Exercise task: Gather all lines containing the string "filing" and copy them out.

Saved entries:
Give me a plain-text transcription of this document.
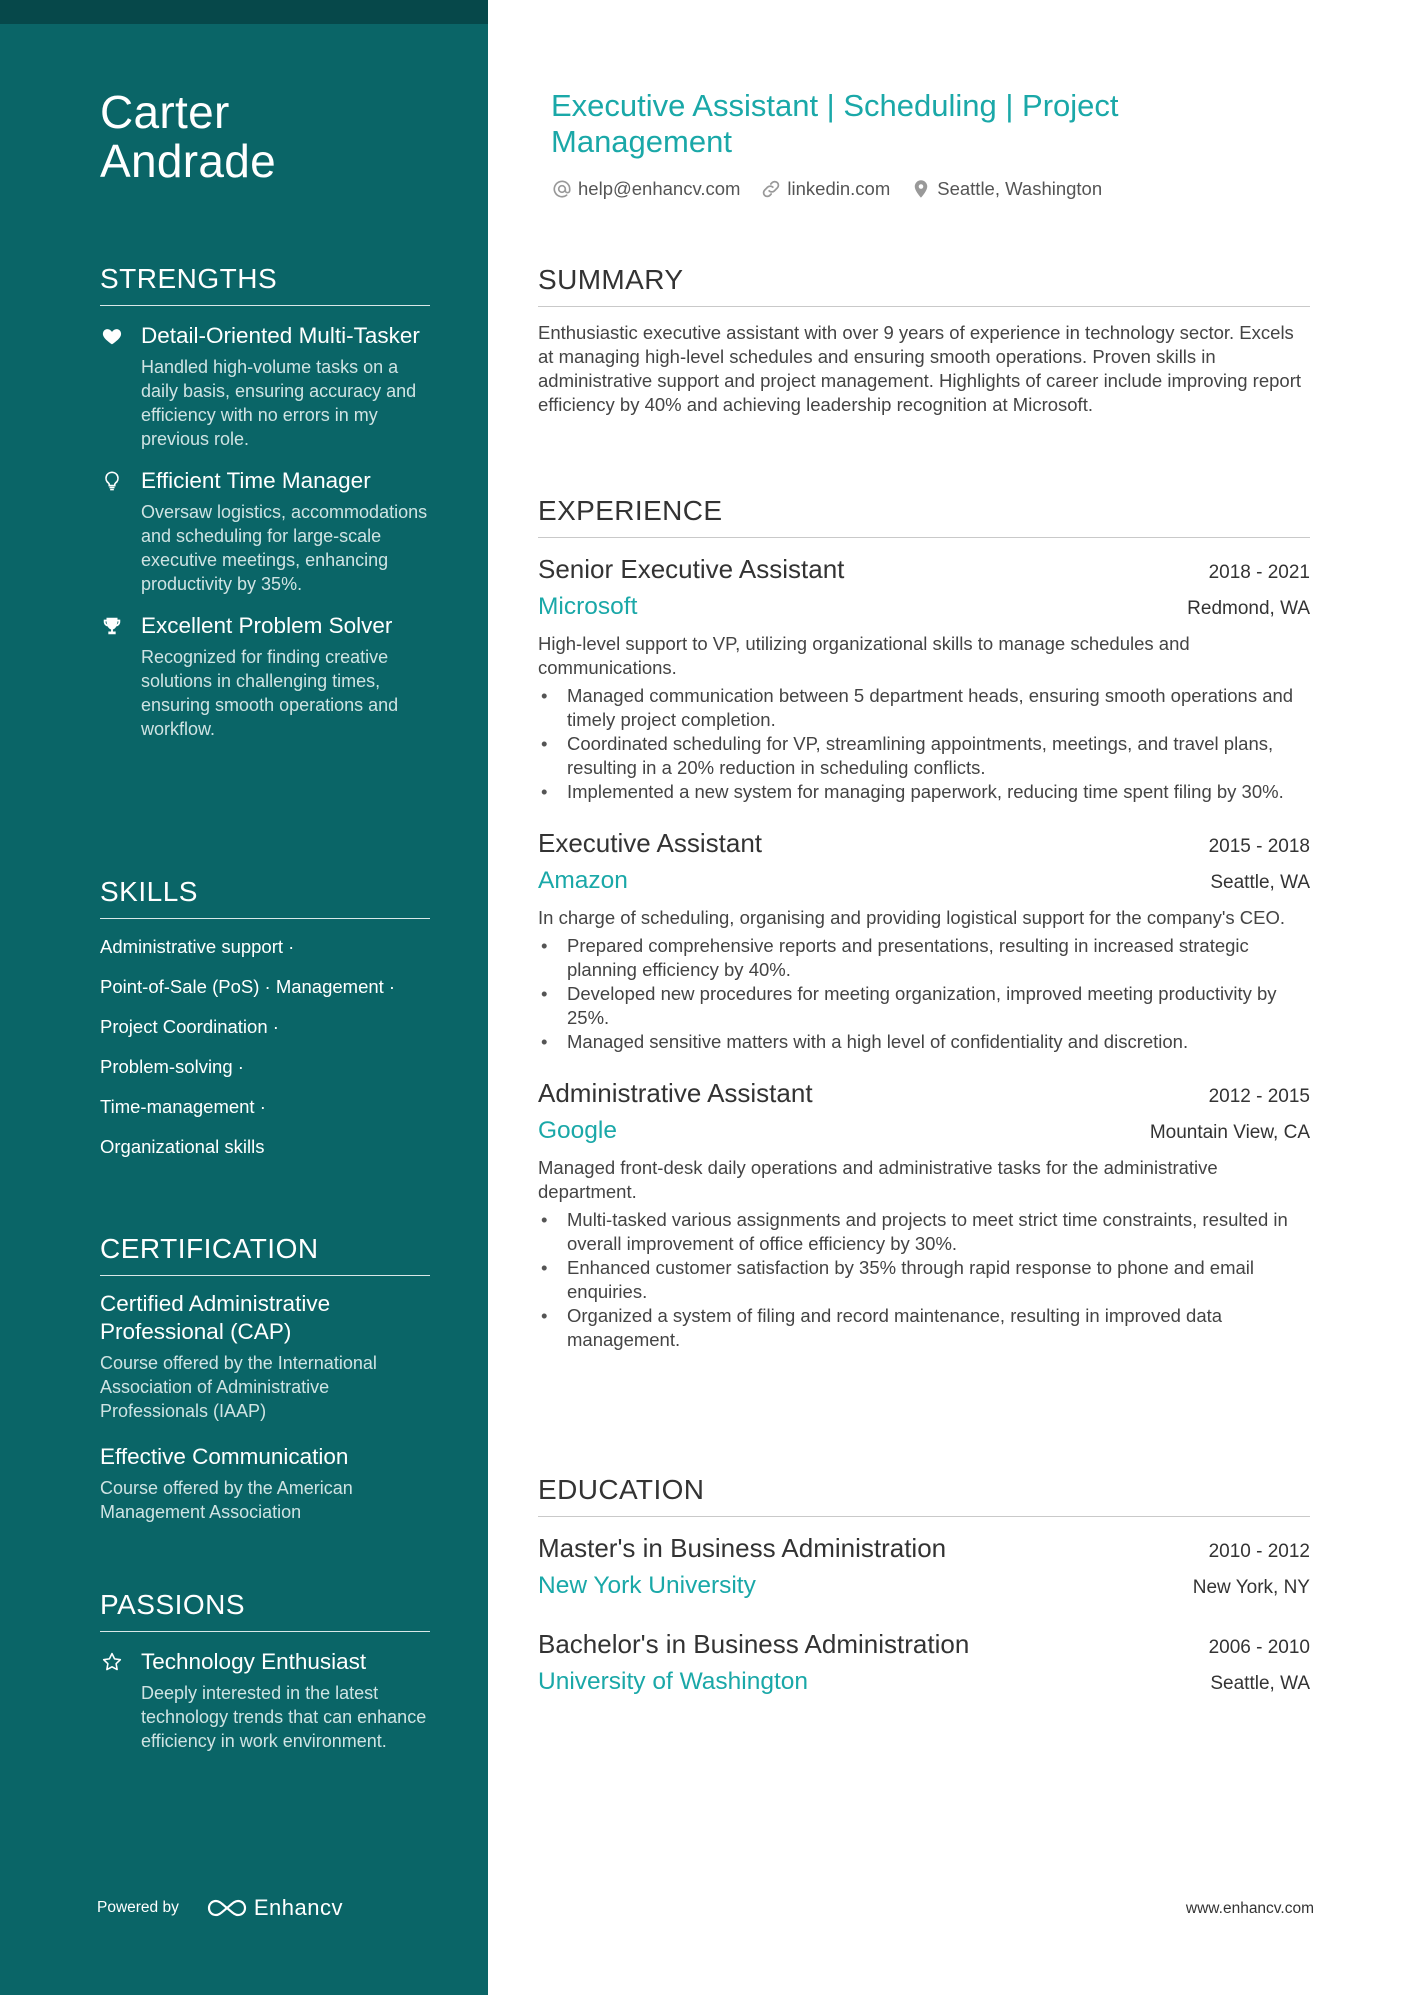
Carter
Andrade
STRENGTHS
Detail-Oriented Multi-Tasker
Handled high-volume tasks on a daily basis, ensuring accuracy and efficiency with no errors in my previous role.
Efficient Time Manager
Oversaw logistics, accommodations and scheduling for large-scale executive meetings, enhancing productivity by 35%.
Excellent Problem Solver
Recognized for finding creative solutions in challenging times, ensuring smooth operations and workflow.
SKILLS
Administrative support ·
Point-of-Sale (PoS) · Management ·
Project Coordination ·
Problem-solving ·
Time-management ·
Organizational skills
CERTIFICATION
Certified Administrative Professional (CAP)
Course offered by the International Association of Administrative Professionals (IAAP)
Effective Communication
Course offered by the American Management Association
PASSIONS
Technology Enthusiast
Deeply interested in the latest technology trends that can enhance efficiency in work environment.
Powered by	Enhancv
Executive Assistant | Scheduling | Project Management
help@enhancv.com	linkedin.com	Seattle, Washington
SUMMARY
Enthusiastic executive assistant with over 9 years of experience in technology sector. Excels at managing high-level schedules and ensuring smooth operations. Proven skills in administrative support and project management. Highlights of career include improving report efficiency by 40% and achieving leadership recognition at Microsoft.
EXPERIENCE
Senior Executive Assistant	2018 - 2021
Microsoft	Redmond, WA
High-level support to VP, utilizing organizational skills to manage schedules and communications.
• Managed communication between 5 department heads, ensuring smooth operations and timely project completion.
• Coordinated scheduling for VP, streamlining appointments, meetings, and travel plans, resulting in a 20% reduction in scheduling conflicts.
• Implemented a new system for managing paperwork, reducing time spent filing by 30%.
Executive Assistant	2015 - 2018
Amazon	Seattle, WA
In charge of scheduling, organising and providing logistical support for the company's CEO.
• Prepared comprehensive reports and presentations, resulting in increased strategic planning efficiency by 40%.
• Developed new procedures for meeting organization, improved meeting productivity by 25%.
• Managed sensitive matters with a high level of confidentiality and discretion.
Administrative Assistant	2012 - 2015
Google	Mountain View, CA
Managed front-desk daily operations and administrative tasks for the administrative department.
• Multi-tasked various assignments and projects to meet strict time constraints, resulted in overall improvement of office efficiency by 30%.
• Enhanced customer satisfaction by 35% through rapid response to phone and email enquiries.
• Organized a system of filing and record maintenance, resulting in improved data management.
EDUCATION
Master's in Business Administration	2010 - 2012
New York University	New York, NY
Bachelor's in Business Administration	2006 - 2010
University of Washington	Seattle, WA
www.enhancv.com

Solution below:
• Implemented a new system for managing paperwork, reducing time spent filing by 30%.
• Organized a system of filing and record maintenance, resulting in improved data management.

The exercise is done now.